REQUIREMENT: From the data below, return each line in which the string "dasturiy" is found.

DATA EXCERPTS:

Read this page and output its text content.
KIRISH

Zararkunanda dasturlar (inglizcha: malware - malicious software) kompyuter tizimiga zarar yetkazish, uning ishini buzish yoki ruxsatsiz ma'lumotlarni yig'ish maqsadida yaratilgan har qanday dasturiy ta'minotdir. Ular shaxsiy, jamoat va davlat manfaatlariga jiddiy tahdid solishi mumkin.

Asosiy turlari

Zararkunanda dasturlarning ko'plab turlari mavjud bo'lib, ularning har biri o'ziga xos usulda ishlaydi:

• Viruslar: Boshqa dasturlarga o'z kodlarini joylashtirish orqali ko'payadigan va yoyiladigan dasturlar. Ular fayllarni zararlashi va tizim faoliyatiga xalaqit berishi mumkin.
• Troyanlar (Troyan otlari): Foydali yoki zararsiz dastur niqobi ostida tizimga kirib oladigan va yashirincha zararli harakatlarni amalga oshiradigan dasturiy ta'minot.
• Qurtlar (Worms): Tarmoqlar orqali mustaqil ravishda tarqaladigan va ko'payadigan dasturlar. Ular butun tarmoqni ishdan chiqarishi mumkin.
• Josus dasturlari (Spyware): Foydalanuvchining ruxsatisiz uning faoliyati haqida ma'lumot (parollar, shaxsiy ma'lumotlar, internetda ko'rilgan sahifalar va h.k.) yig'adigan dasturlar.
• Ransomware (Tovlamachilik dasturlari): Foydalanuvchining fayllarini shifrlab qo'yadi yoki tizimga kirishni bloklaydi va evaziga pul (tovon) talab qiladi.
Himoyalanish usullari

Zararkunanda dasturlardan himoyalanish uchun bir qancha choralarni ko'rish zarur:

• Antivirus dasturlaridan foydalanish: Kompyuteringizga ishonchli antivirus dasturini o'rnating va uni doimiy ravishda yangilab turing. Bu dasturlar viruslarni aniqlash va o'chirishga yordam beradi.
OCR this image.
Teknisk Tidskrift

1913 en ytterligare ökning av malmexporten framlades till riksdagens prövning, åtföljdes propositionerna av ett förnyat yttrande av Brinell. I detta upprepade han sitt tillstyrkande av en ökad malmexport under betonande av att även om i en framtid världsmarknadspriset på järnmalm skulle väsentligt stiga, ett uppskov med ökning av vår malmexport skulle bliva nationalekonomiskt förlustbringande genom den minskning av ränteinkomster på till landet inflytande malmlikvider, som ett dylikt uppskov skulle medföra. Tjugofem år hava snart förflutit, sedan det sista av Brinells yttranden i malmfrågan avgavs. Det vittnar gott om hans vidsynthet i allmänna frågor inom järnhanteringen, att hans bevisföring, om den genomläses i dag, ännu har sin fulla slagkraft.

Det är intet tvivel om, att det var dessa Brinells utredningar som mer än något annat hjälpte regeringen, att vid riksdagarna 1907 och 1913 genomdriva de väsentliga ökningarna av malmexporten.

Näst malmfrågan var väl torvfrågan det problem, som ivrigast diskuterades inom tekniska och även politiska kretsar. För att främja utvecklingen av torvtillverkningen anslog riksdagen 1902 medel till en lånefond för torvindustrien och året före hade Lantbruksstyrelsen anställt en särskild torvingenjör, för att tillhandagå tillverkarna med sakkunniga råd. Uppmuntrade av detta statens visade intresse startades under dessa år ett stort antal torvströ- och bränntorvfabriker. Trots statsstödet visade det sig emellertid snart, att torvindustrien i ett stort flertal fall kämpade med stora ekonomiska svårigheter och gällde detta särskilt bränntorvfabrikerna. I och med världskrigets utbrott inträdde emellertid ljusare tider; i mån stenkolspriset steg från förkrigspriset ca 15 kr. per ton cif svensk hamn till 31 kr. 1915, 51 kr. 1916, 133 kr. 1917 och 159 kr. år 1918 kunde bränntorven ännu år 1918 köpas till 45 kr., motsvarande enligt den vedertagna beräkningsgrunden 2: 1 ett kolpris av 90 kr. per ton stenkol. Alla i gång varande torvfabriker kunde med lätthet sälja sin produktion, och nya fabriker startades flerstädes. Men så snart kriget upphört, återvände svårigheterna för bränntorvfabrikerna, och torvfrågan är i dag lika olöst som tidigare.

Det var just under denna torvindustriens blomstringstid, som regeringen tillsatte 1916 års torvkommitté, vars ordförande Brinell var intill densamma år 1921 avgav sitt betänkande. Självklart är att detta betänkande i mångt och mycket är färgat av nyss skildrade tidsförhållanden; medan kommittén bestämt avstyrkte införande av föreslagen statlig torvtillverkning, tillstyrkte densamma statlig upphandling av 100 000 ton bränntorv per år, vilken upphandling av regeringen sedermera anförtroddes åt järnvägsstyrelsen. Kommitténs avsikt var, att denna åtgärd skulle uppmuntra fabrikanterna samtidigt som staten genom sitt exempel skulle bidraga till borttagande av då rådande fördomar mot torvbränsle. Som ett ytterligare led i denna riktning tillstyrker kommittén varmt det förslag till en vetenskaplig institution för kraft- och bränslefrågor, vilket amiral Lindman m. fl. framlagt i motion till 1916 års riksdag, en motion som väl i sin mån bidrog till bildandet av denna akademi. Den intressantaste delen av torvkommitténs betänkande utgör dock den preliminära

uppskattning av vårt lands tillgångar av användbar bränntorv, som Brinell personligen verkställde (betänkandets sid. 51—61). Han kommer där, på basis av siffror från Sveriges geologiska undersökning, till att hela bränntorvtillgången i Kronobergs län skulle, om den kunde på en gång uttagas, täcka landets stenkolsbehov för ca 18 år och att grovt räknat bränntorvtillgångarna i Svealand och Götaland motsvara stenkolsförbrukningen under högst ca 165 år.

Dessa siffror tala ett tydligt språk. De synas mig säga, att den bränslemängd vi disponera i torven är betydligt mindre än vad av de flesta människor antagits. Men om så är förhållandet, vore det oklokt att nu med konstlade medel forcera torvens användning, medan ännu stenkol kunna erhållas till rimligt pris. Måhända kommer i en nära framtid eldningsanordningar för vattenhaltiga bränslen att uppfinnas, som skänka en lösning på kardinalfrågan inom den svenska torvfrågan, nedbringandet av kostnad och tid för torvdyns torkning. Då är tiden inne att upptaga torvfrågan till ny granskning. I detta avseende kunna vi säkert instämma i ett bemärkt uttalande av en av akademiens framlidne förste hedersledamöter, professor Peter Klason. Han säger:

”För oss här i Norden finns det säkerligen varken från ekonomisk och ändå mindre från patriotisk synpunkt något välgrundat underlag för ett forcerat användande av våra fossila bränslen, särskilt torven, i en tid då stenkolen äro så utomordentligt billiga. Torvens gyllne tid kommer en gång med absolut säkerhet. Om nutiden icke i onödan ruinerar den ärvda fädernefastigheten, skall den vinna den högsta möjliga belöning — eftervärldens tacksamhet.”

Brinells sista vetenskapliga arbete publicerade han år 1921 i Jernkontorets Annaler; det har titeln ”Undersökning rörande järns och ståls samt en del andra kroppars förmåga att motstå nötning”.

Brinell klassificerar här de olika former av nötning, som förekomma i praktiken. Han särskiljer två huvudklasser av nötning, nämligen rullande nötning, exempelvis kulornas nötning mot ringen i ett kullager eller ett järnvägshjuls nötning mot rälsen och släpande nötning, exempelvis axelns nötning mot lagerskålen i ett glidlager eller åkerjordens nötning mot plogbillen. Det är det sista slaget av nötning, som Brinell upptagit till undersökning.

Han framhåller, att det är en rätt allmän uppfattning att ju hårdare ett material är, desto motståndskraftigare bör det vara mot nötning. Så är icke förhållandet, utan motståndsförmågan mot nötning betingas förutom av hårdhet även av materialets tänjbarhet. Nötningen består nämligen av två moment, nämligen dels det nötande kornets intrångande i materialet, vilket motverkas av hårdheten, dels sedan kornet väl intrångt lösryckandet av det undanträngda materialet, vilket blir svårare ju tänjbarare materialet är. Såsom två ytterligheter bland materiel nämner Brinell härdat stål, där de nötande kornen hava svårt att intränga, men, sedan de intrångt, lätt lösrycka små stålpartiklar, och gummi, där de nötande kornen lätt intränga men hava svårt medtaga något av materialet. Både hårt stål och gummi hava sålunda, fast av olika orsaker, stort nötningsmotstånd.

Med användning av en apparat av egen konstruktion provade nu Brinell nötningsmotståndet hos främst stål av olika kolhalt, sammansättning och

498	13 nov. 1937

ANSWER BOX:
Zararkunanda dasturlar (inglizcha: malware - malicious software) kompyuter tizimiga zarar yetkazish, uning ishini buzish yoki ruxsatsiz ma'lumotlarni yig'ish maqsadida yaratilgan har qanday dasturiy ta'minotdir. Ular shaxsiy, jamoat va davlat manfaatlariga jiddiy tahdid solishi mumkin.
• Troyanlar (Troyan otlari): Foydali yoki zararsiz dastur niqobi ostida tizimga kirib oladigan va yashirincha zararli harakatlarni amalga oshiradigan dasturiy ta'minot.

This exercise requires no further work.